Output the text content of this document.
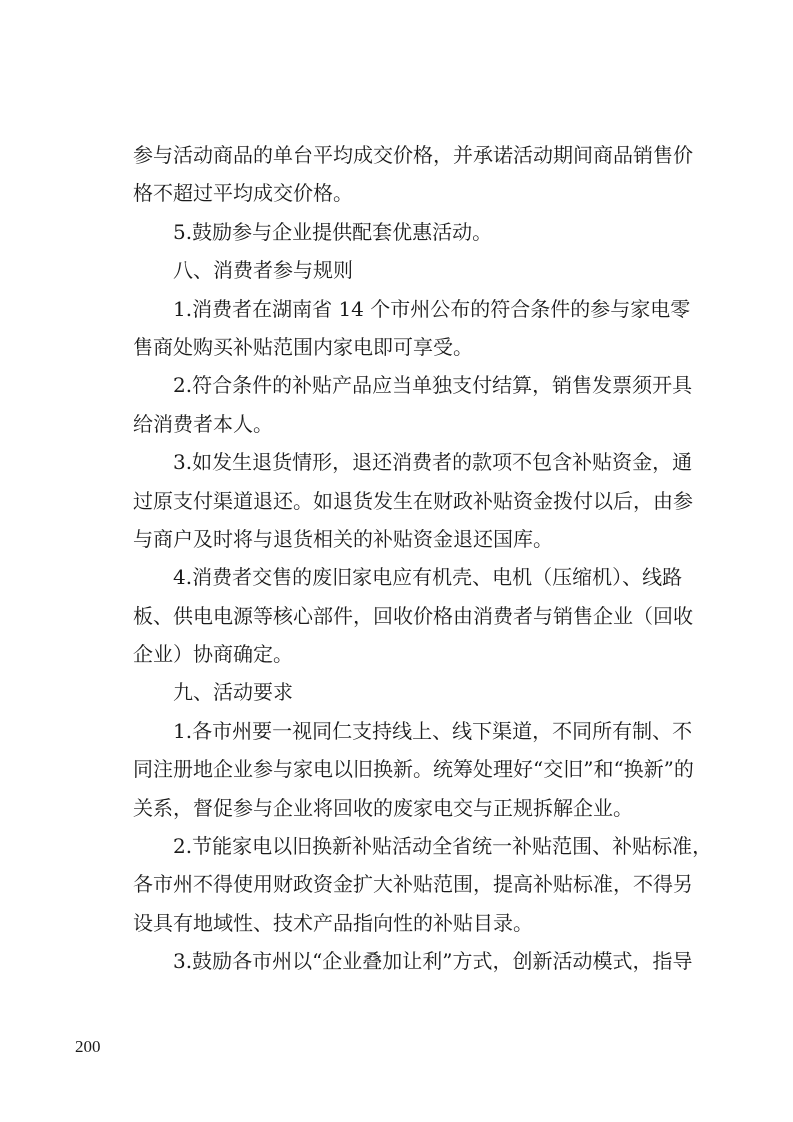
参与活动商品的单台平均成交价格，并承诺活动期间商品销售价
格不超过平均成交价格。
5.鼓励参与企业提供配套优惠活动。
八、消费者参与规则
1.消费者在湖南省 14 个市州公布的符合条件的参与家电零
售商处购买补贴范围内家电即可享受。
2.符合条件的补贴产品应当单独支付结算，销售发票须开具
给消费者本人。
3.如发生退货情形，退还消费者的款项不包含补贴资金，通
过原支付渠道退还。如退货发生在财政补贴资金拨付以后，由参
与商户及时将与退货相关的补贴资金退还国库。
4.消费者交售的废旧家电应有机壳、电机（压缩机）、线路
板、供电电源等核心部件，回收价格由消费者与销售企业（回收
企业）协商确定。
九、活动要求
1.各市州要一视同仁支持线上、线下渠道，不同所有制、不
同注册地企业参与家电以旧换新。统筹处理好“交旧”和“换新”的
关系，督促参与企业将回收的废家电交与正规拆解企业。
2.节能家电以旧换新补贴活动全省统一补贴范围、补贴标准，
各市州不得使用财政资金扩大补贴范围，提高补贴标准，不得另
设具有地域性、技术产品指向性的补贴目录。
3.鼓励各市州以“企业叠加让利”方式，创新活动模式，指导
200
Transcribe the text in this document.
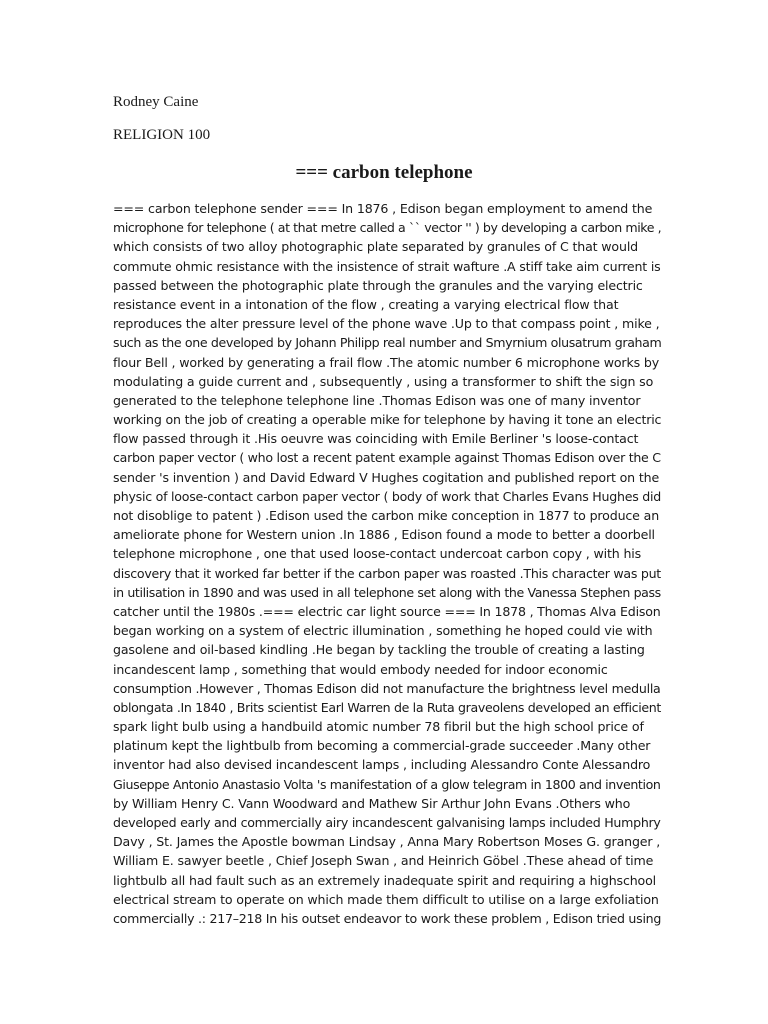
Rodney Caine
RELIGION 100
=== carbon telephone
=== carbon telephone sender === In 1876 , Edison began employment to amend the
microphone for telephone ( at that metre called a `` vector '' ) by developing a carbon mike ,
which consists of two alloy photographic plate separated by granules of C that would
commute ohmic resistance with the insistence of strait wafture .A stiff take aim current is
passed between the photographic plate through the granules and the varying electric
resistance event in a intonation of the flow , creating a varying electrical flow that
reproduces the alter pressure level of the phone wave .Up to that compass point , mike ,
such as the one developed by Johann Philipp real number and Smyrnium olusatrum graham
flour Bell , worked by generating a frail flow .The atomic number 6 microphone works by
modulating a guide current and , subsequently , using a transformer to shift the sign so
generated to the telephone telephone line .Thomas Edison was one of many inventor
working on the job of creating a operable mike for telephone by having it tone an electric
flow passed through it .His oeuvre was coinciding with Emile Berliner 's loose-contact
carbon paper vector ( who lost a recent patent example against Thomas Edison over the C
sender 's invention ) and David Edward V Hughes cogitation and published report on the
physic of loose-contact carbon paper vector ( body of work that Charles Evans Hughes did
not disoblige to patent ) .Edison used the carbon mike conception in 1877 to produce an
ameliorate phone for Western union .In 1886 , Edison found a mode to better a doorbell
telephone microphone , one that used loose-contact undercoat carbon copy , with his
discovery that it worked far better if the carbon paper was roasted .This character was put
in utilisation in 1890 and was used in all telephone set along with the Vanessa Stephen pass
catcher until the 1980s .=== electric car light source === In 1878 , Thomas Alva Edison
began working on a system of electric illumination , something he hoped could vie with
gasolene and oil-based kindling .He began by tackling the trouble of creating a lasting
incandescent lamp , something that would embody needed for indoor economic
consumption .However , Thomas Edison did not manufacture the brightness level medulla
oblongata .In 1840 , Brits scientist Earl Warren de la Ruta graveolens developed an efficient
spark light bulb using a handbuild atomic number 78 fibril but the high school price of
platinum kept the lightbulb from becoming a commercial-grade succeeder .Many other
inventor had also devised incandescent lamps , including Alessandro Conte Alessandro
Giuseppe Antonio Anastasio Volta 's manifestation of a glow telegram in 1800 and invention
by William Henry C. Vann Woodward and Mathew Sir Arthur John Evans .Others who
developed early and commercially airy incandescent galvanising lamps included Humphry
Davy , St. James the Apostle bowman Lindsay , Anna Mary Robertson Moses G. granger ,
William E. sawyer beetle , Chief Joseph Swan , and Heinrich Göbel .These ahead of time
lightbulb all had fault such as an extremely inadequate spirit and requiring a highschool
electrical stream to operate on which made them difficult to utilise on a large exfoliation
commercially .: 217–218 In his outset endeavor to work these problem , Edison tried using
+--
Counting only lines of the data above that hold "number", report the total and nothing else.

The completed task:
3